_Supplied data_.

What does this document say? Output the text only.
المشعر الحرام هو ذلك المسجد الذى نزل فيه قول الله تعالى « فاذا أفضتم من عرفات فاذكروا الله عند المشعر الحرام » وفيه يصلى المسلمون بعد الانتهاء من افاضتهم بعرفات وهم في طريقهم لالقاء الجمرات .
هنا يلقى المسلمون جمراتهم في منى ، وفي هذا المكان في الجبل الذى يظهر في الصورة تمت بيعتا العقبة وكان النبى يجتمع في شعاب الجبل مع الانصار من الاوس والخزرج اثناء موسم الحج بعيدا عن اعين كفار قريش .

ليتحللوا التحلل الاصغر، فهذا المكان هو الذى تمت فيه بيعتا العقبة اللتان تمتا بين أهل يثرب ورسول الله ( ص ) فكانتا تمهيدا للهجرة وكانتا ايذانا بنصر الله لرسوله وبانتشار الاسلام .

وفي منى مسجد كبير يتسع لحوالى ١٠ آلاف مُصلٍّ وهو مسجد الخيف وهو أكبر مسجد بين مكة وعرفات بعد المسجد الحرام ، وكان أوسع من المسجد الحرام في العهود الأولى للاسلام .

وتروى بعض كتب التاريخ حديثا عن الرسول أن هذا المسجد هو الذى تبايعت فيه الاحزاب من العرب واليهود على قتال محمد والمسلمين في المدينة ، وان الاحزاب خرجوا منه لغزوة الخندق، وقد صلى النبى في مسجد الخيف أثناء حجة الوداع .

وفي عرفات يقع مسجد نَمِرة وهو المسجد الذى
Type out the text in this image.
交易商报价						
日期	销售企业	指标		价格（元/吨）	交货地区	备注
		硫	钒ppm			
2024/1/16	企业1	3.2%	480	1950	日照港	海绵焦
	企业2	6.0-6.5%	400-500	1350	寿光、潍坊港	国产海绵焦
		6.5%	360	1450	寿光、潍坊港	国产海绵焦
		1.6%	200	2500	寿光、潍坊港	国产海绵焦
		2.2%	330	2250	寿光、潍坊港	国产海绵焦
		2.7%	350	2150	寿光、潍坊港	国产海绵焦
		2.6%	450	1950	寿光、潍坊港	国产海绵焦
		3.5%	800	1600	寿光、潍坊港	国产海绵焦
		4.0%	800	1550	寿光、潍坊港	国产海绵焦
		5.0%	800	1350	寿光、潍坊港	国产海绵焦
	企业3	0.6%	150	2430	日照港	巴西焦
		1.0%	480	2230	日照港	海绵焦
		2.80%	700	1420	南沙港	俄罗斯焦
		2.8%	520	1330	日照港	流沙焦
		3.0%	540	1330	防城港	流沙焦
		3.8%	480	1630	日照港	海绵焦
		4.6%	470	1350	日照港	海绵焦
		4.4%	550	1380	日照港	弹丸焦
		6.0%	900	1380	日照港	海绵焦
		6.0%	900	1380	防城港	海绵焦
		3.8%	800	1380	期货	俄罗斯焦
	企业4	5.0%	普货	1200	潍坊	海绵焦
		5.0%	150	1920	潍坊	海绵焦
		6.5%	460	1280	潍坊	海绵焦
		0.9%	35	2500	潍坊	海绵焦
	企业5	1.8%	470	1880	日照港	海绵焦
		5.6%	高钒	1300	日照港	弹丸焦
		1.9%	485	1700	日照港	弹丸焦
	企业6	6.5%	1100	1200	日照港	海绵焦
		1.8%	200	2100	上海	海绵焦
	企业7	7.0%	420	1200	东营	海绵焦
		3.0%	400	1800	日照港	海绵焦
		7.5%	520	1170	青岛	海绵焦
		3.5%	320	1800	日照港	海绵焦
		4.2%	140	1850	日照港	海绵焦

_Written task_. Count the lines in the records above that hold the word "الخيف", and give only that number.

_Result_. 2